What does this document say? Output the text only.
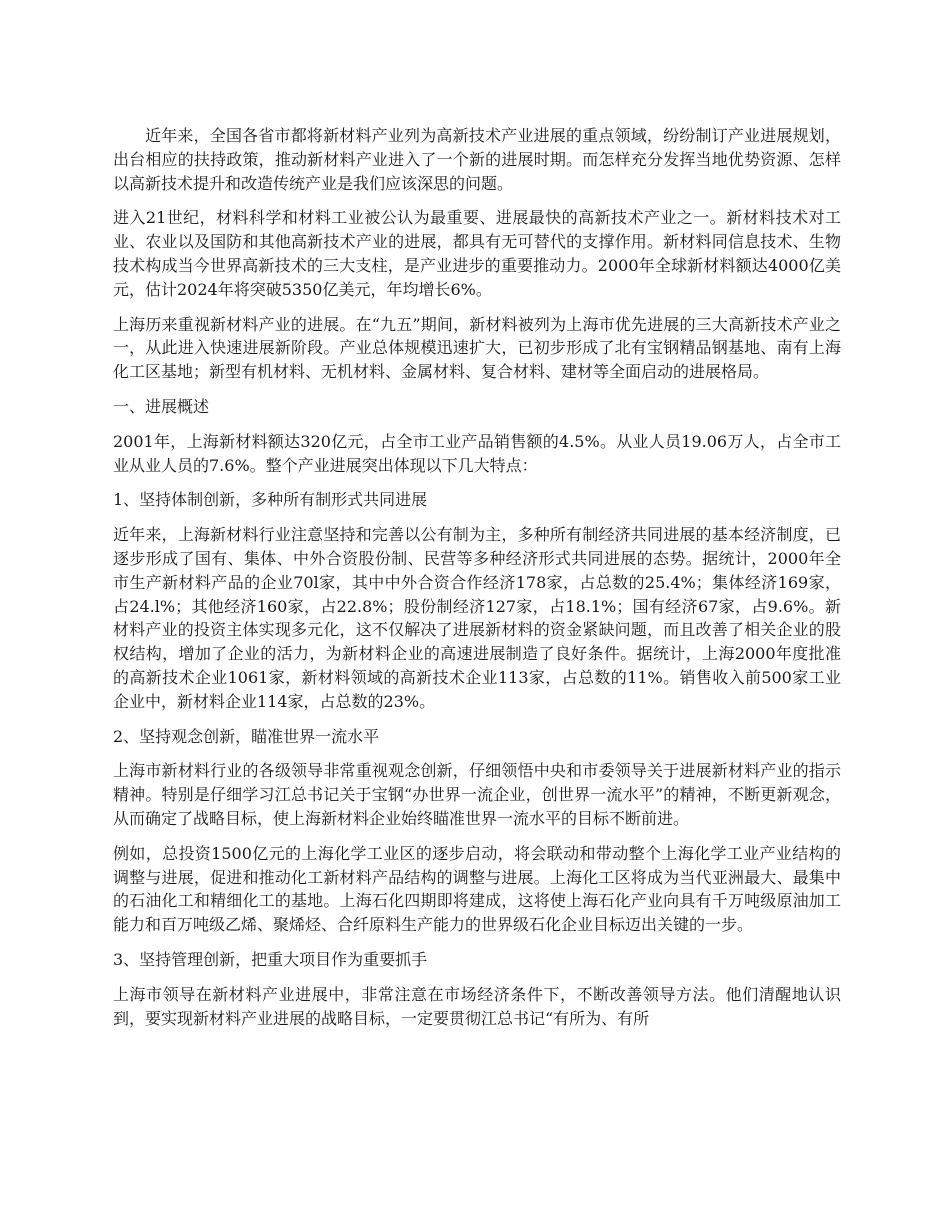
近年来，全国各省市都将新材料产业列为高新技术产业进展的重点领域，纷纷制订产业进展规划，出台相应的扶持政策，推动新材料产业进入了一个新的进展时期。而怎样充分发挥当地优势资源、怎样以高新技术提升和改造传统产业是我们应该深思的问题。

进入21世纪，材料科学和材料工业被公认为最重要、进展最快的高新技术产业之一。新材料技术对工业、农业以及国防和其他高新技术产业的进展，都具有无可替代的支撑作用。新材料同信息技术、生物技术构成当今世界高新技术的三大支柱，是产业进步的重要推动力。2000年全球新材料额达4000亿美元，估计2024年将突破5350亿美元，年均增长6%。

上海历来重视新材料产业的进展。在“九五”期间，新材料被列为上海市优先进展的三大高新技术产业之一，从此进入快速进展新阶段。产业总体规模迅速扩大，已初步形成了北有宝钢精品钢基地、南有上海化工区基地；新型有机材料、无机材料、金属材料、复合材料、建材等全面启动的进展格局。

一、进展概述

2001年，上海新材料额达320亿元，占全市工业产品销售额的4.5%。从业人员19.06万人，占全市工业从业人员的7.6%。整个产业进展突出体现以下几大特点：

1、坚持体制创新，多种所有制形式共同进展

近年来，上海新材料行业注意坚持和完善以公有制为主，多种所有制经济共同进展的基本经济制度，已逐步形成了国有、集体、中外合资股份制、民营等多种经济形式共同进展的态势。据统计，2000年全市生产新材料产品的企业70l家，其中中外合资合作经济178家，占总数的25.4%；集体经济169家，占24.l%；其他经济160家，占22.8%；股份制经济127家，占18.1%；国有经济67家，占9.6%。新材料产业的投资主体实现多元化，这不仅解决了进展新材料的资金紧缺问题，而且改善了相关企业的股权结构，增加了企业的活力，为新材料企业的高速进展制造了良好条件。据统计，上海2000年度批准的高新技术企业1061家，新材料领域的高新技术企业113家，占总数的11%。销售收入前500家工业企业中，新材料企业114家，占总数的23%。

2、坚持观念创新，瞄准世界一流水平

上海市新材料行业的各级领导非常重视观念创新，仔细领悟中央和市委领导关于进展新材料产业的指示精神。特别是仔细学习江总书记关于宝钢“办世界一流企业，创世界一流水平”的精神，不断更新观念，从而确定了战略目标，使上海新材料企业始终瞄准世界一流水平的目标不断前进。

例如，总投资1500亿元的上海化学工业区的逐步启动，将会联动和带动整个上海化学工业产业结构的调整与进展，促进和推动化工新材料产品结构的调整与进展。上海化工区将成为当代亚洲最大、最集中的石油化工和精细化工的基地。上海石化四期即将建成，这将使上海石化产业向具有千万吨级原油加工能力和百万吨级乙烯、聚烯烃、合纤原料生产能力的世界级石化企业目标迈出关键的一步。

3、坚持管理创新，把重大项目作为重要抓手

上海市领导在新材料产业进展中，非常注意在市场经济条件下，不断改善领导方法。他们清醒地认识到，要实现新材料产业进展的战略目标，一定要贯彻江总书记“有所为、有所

...

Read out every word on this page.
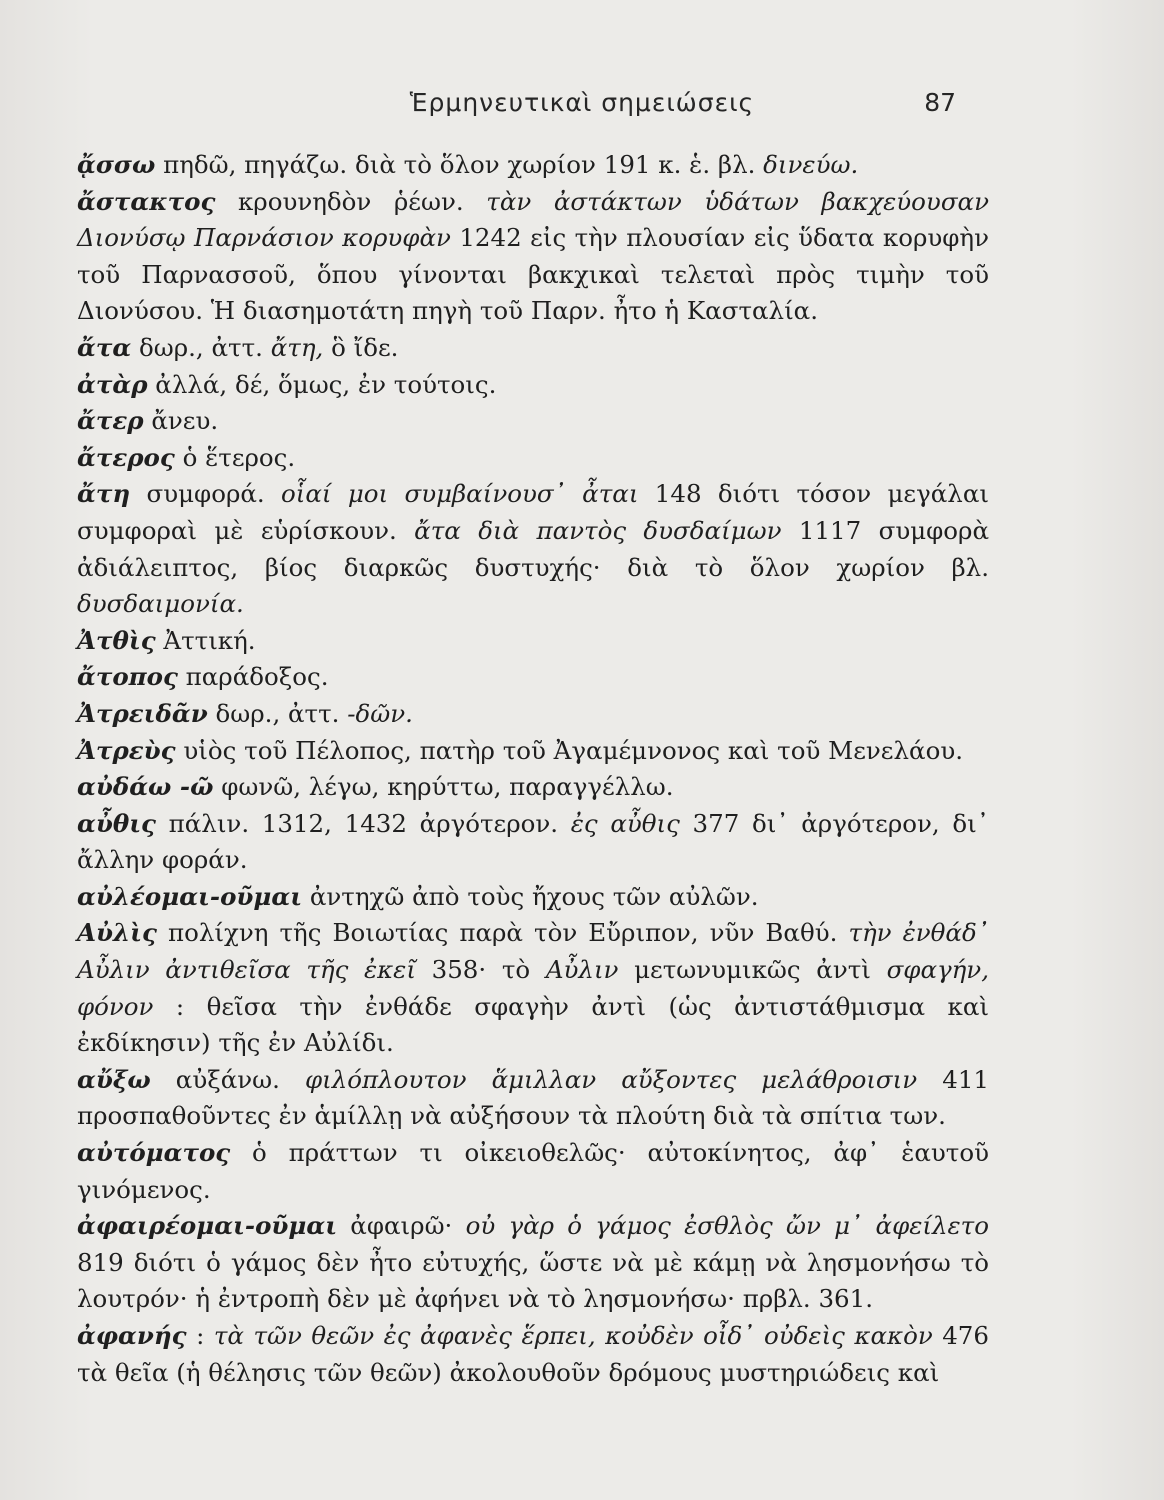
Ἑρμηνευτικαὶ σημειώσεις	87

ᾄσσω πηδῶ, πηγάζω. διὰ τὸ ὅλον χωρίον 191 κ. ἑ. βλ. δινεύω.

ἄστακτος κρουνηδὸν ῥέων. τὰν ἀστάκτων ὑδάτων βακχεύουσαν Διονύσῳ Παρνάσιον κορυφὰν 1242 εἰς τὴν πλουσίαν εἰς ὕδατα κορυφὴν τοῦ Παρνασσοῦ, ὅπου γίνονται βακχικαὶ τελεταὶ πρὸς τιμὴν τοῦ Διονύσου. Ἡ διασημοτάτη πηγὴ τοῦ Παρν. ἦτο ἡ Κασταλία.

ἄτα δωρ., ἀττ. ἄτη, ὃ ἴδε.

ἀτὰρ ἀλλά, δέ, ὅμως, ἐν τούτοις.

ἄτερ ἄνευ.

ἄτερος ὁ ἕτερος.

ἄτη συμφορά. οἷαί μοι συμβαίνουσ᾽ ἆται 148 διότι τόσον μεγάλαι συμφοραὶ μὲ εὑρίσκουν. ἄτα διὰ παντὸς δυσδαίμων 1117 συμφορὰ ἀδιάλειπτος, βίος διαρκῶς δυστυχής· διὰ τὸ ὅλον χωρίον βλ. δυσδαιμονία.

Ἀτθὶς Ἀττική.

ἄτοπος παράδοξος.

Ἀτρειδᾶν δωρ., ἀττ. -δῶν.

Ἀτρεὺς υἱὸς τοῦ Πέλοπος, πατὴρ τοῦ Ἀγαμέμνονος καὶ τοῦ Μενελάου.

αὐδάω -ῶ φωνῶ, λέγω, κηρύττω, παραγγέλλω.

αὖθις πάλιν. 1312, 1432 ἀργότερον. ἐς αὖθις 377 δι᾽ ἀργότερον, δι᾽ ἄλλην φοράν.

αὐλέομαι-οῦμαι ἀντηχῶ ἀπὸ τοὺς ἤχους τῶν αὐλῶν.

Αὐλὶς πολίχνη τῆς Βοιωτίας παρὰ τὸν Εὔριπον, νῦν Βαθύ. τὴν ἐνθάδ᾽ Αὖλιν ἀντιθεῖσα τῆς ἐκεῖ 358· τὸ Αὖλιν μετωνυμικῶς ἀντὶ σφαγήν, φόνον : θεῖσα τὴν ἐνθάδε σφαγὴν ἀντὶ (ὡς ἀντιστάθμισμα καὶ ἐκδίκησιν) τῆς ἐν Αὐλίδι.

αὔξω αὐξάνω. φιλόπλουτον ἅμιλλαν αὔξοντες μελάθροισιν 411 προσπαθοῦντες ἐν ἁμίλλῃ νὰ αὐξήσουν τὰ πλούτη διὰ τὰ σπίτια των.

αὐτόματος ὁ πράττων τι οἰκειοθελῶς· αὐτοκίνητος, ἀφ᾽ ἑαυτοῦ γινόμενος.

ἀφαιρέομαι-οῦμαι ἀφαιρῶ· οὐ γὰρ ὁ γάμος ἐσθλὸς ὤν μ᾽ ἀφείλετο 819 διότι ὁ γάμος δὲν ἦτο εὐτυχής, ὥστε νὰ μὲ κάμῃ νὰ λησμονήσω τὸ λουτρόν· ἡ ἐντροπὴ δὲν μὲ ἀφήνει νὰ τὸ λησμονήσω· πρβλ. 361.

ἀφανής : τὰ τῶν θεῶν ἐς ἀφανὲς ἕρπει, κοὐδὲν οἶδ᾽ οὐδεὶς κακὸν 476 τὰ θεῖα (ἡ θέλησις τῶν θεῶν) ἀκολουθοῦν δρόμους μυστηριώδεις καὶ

- [Task goal] Pick every line with "οῦμαι" in it and copy it.

- [Task solution]
αὐλέομαι-οῦμαι ἀντηχῶ ἀπὸ τοὺς ἤχους τῶν αὐλῶν.
ἀφαιρέομαι-οῦμαι ἀφαιρῶ· οὐ γὰρ ὁ γάμος ἐσθλὸς ὤν μ᾽ ἀφείλετο 819 διότι ὁ γάμος δὲν ἦτο εὐτυχής, ὥστε νὰ μὲ κάμῃ νὰ λησμονήσω τὸ λουτρόν· ἡ ἐντροπὴ δὲν μὲ ἀφήνει νὰ τὸ λησμονήσω· πρβλ. 361.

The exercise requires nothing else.